#### [Extracted text]
------------------------

Elon Musk, the new owner of Twitter, inaugurated his media venture by immediately firing lots of grownups and then rushing to retweet, to his 112,000,000 followers, an unfounded story — that Paul Pelosi, House Speaker Pelosi’s husband was attacked by a male prostitute who Mr. Pelosi had picked up at a bar.
The suggestion was another concoction of our country’s plethora of hatemongers.
Twenty-eight thousand retreats and 100,000 likes later, Musk deleted his retweet. I.e., he fed his co-conspiracy theorists their daily allotment of red meat and then tried to hide his indecency, not to mention homophobia.
One of the fired execs surely tweeted, “Elon, Keep it up. A few more of these and Twitter will be Litter.”
Twitter has 206 million users, mostly foreign. But the company is losing its most active and, therefore, most lucrative clients. Elon, though, has a plan for success — lay off three-quarters of Twitter’s employees. My question. Why stop there? Why not lay off 100 percent?
Yet, the real risk to Musk’s new venture is not operational. Indeed, the three-quarters layoffs just dropped to one quarter. The real risk is Musk, himself. Twitter has 76 million U.S. users. Let’s suppose that half were, as they should be, deeply offended by Musk’s retweet. They may start looking for another quick-messaging platform.
Networks aren’t inviolable. Take Meta/Facebook. It’s starting to lose users even without intentionally upsetting a large share of its customers. Its stock has lost two-thirds of its value over the past year. As for Meta’s founder, Mark Zuckerberg, his net worth has declined from $140 billion to $38 billion!

------------------------

#### [Data lines]

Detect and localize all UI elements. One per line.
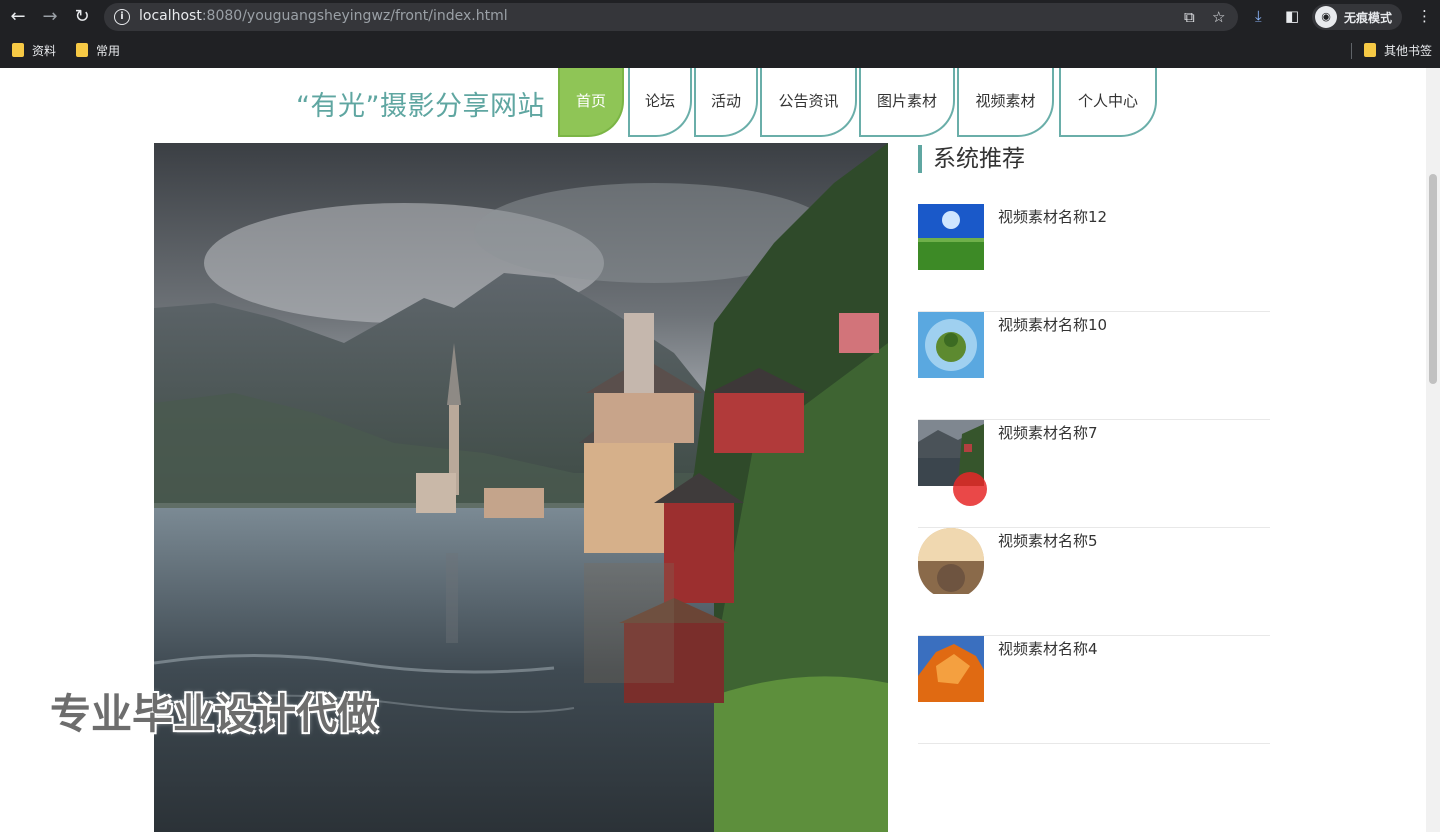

------------------------

Could you write the next part of the piece on Musk's Twitter takeover, picking up after its last paragraph? The data is separate from the piece on Musk's Twitter takeover.

#### [Task result]
How might Zuckerberg recover? One option would be to launch Splitter as a competitor to Twitter. Splitter, as in Split from Musk, could be built overnight. As we’ve seen with Trump’s new network, Truth Social, the technology of tweeting is easy to replicate. What’s hard is building a network. Truth Social has only 513,000 users — miles below its projected 70 million.
And once established, social networks are very sticky. If you’re interacting with 50 friends on network A, each of whom has their own 50 friends on A, each of them has their own 50 friends on A, each of …, well good luck getting your 50 buddies to join you in moving to network B. They will need to get all their buddies, who will need to get all their buddies, who will need to get all … to move to A.
Still, Zuckerberg’s very slowly fading network is 10 to 15 times the size of Musk’s. And were Mark to actively advertise, including monetarily incentivize, his followers to abandon Twitter, en mass, and switch to Splitter, Elon’s media empire could fail as dramatically as Trump’s.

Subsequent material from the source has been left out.